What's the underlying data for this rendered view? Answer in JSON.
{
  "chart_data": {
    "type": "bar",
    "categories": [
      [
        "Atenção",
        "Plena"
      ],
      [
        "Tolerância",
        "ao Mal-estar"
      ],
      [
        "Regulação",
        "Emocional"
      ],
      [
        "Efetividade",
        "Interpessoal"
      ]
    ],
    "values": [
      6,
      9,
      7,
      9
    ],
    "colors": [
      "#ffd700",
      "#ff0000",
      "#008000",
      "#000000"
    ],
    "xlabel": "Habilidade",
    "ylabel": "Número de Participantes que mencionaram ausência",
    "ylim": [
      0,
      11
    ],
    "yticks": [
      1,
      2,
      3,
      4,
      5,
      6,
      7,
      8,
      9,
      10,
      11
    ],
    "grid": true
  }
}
:::::
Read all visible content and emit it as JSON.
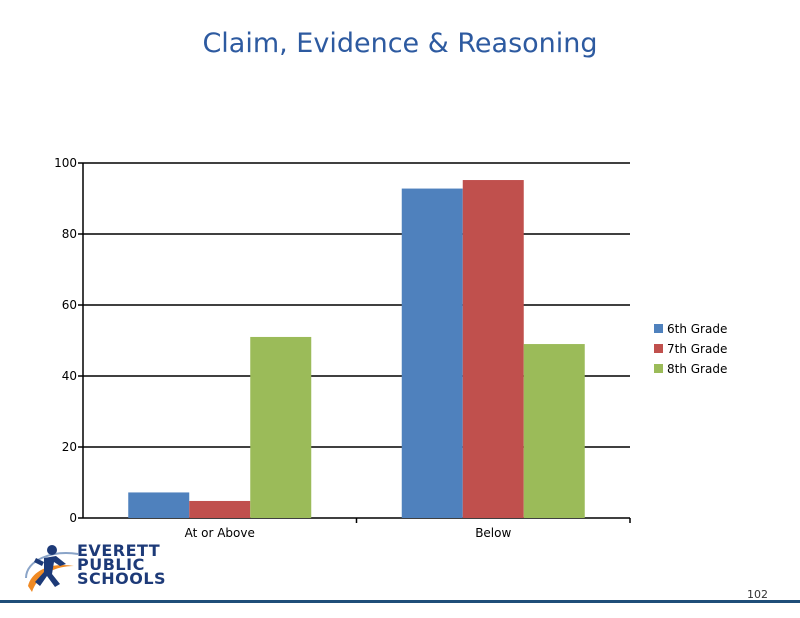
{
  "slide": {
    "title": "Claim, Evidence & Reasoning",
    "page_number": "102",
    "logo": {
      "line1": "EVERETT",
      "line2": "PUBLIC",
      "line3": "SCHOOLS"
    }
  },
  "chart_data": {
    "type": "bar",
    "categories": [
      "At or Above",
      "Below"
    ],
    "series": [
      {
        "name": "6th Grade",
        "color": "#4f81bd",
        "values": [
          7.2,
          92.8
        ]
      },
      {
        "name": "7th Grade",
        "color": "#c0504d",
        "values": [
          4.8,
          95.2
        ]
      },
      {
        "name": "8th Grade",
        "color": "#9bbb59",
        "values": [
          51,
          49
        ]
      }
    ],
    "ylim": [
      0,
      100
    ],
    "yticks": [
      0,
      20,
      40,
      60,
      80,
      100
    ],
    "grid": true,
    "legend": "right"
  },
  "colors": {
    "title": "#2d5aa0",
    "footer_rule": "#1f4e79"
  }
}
:::::
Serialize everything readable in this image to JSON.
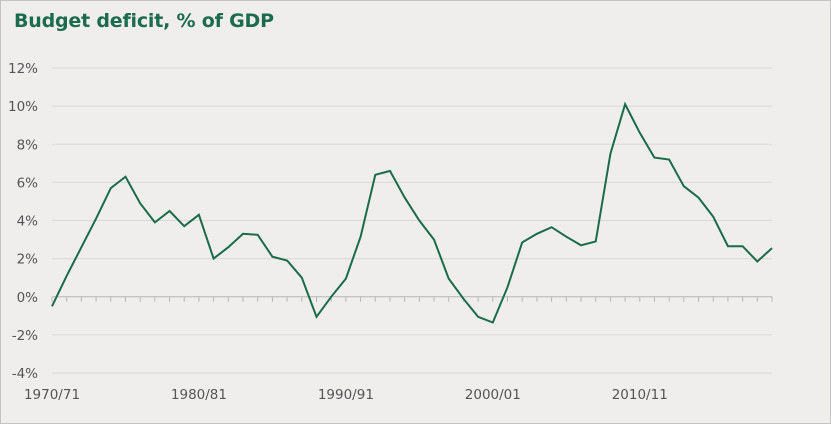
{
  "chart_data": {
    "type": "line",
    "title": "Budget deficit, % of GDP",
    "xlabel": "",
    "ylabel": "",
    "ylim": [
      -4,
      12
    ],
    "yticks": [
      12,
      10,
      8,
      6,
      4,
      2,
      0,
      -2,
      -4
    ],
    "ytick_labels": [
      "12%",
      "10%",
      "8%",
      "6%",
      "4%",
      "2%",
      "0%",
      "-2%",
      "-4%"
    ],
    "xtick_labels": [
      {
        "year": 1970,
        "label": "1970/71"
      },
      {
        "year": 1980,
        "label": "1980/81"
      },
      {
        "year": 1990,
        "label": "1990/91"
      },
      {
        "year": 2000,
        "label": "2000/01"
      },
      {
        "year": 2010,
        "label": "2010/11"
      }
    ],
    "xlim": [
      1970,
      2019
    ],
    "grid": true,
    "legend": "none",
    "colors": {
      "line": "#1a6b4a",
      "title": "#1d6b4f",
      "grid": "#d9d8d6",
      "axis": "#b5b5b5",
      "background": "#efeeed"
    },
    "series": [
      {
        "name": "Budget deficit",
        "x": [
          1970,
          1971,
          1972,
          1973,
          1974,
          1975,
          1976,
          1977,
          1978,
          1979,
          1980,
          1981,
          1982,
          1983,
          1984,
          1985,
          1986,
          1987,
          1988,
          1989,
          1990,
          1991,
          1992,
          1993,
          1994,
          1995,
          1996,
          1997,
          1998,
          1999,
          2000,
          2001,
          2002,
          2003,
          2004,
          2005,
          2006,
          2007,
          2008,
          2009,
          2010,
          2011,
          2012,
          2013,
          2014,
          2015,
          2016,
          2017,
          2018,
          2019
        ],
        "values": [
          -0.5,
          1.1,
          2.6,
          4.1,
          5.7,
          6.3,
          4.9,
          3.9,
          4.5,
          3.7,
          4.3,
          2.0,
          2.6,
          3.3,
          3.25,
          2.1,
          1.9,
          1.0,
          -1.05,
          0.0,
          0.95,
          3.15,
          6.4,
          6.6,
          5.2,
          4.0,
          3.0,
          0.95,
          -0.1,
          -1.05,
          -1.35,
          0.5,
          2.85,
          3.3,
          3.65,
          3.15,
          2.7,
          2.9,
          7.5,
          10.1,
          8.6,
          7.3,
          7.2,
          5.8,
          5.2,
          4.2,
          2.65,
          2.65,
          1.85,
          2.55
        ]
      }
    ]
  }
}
:::::
Your instructions: Above is a listing; report how many of its lines include the word "grid", giving the number only.

Task response: 4